--- START OF TASK INPUTS ---
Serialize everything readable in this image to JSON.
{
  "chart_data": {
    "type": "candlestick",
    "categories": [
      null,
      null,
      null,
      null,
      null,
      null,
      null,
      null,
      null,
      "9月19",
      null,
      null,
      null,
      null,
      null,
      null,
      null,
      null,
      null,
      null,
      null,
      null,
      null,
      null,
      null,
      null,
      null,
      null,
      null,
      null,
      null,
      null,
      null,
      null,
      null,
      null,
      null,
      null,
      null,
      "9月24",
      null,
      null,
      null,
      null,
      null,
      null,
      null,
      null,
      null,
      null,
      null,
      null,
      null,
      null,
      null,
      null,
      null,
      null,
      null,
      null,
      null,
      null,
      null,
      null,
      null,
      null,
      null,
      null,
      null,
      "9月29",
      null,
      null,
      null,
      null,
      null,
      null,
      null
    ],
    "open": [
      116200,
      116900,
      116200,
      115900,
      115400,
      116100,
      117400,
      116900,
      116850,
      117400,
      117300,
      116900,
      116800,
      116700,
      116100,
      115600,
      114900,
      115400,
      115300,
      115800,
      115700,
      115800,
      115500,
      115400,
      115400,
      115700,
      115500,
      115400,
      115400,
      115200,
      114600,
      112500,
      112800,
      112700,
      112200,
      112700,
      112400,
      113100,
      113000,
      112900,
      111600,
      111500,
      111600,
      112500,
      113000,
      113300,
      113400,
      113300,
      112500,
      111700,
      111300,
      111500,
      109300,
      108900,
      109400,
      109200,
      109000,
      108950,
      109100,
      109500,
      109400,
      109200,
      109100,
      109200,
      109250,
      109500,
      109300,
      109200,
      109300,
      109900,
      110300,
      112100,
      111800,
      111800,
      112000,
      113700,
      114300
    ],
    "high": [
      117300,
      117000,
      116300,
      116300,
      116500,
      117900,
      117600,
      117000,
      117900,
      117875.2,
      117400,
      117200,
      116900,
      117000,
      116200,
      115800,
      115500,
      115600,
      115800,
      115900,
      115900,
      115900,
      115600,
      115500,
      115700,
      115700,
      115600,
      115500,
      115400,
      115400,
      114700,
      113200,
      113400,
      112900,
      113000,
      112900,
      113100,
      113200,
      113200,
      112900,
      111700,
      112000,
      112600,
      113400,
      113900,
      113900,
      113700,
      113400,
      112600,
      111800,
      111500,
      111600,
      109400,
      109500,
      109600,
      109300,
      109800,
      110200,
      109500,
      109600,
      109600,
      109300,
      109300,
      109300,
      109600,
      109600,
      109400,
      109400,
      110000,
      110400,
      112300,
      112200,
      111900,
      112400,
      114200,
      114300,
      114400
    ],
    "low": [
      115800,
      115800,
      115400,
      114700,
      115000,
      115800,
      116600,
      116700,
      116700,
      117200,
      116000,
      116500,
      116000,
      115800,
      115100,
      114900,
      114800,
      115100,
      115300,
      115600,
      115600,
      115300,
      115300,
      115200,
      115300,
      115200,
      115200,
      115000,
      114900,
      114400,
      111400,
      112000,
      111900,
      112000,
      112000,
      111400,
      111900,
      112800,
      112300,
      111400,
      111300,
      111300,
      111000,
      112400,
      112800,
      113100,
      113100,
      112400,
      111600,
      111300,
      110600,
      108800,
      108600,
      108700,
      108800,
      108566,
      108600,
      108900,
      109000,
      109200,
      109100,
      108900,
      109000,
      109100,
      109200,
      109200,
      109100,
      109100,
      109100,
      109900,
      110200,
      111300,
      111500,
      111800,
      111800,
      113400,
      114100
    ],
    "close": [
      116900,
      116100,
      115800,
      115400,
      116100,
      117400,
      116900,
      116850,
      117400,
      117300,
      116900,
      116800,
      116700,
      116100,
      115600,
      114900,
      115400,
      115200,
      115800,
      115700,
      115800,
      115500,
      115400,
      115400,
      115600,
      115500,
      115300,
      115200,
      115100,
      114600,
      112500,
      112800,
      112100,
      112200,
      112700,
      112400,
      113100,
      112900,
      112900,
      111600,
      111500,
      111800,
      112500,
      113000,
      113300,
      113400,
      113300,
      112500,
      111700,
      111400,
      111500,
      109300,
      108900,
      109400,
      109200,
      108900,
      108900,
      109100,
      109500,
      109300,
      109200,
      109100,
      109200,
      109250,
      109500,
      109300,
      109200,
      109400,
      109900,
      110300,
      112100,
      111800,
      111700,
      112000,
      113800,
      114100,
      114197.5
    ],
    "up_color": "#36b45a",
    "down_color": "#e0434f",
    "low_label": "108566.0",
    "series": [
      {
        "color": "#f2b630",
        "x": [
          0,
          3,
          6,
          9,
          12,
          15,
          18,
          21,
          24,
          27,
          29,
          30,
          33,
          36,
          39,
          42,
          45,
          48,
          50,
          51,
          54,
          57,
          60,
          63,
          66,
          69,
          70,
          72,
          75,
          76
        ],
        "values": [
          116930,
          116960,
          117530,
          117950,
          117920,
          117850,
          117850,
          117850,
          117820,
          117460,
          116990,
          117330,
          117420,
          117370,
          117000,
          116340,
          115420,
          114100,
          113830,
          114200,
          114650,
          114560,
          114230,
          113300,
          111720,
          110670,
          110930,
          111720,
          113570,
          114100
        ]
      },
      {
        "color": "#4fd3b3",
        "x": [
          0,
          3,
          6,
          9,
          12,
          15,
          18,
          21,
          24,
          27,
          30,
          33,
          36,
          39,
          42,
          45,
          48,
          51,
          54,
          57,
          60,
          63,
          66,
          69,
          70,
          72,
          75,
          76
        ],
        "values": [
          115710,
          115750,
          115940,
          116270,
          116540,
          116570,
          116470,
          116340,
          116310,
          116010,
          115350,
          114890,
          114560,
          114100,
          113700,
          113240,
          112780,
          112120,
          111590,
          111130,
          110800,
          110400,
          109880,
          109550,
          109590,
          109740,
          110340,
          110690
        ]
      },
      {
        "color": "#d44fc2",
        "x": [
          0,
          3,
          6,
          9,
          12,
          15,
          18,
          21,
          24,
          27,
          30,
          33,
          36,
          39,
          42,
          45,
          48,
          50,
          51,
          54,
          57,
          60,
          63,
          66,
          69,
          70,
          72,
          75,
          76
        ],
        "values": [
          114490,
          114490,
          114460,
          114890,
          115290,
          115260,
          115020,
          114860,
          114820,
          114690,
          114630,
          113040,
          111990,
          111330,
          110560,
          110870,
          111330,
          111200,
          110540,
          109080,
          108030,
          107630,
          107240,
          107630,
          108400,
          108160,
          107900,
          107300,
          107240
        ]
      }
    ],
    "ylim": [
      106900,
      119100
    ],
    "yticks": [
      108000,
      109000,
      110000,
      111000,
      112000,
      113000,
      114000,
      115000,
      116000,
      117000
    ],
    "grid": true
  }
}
--- END OF TASK INPUTS ---
--- START OF TASK INPUTS ---
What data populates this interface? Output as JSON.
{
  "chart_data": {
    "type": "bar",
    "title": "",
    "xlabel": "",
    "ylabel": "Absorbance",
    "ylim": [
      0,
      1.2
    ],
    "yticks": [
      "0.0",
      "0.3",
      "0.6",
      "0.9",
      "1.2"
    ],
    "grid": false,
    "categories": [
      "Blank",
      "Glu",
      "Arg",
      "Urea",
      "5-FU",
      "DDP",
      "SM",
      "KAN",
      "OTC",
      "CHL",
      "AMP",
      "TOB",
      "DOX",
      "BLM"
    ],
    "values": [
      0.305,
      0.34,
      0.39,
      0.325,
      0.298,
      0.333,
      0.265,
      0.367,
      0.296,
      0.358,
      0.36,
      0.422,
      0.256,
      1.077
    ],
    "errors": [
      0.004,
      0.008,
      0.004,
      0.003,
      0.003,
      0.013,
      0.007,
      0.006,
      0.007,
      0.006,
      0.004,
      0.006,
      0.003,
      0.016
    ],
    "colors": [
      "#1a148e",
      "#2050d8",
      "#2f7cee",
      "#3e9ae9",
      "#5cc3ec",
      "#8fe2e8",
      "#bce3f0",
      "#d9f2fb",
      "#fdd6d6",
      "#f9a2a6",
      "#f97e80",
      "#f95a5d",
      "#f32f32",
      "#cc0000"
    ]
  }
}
--- END OF TASK INPUTS ---
List all lines holding the string "JSON".

Serialize everything readable in this image to JSON.
What data populates this interface? Output as JSON.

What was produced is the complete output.